Data listing

----------------------------------------

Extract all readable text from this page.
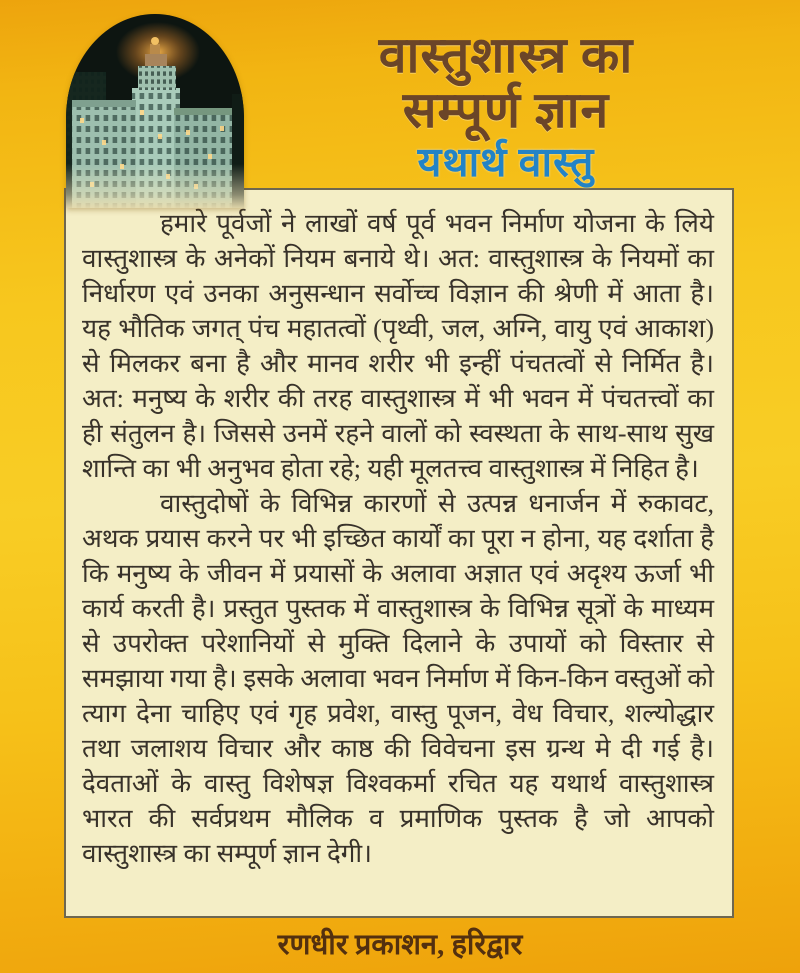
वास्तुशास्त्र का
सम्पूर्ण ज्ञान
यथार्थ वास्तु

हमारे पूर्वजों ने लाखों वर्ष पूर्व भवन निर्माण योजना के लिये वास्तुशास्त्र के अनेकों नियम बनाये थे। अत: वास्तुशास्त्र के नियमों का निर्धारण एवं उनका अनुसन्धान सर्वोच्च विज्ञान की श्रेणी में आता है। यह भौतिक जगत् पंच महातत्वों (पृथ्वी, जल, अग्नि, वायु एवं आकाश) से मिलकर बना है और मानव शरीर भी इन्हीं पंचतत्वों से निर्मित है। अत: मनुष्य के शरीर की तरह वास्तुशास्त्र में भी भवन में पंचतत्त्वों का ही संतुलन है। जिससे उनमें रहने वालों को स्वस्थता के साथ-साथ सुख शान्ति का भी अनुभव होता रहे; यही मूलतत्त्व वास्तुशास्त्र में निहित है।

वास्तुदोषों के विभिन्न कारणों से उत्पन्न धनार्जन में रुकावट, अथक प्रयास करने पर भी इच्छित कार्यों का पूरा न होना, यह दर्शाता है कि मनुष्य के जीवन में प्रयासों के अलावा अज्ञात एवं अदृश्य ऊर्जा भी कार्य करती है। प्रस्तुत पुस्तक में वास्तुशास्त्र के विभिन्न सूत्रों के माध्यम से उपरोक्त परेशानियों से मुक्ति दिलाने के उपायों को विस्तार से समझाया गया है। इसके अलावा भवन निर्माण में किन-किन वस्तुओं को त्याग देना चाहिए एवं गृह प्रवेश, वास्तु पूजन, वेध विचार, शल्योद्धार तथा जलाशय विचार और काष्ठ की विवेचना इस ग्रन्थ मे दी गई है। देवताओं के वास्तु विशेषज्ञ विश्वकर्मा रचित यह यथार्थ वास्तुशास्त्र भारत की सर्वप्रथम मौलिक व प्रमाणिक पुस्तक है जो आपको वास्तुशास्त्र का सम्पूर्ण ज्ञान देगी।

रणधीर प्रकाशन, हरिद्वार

----------------------------------------

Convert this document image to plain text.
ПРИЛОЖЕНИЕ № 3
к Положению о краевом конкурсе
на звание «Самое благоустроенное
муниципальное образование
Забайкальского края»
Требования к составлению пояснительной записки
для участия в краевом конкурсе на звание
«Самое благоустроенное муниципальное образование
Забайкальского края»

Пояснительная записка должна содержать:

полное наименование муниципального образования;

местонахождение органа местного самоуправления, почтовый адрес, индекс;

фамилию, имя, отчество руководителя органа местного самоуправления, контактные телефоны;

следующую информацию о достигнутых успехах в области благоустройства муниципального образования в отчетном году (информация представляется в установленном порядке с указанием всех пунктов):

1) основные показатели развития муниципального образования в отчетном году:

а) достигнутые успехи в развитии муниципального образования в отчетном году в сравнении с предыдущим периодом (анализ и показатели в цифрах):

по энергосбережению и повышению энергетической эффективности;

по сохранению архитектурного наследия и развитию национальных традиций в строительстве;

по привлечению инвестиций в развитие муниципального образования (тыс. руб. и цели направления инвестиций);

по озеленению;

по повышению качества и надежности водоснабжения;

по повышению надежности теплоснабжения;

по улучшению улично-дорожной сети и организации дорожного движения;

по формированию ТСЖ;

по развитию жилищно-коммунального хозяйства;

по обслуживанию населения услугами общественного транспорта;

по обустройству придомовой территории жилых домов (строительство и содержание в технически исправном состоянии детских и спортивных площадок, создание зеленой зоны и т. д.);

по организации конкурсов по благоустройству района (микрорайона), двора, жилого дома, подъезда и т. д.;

----------------------------------------

- [Prompt]: Give the count of lines that hold the word "this", with nothing added.

- [The output]: 2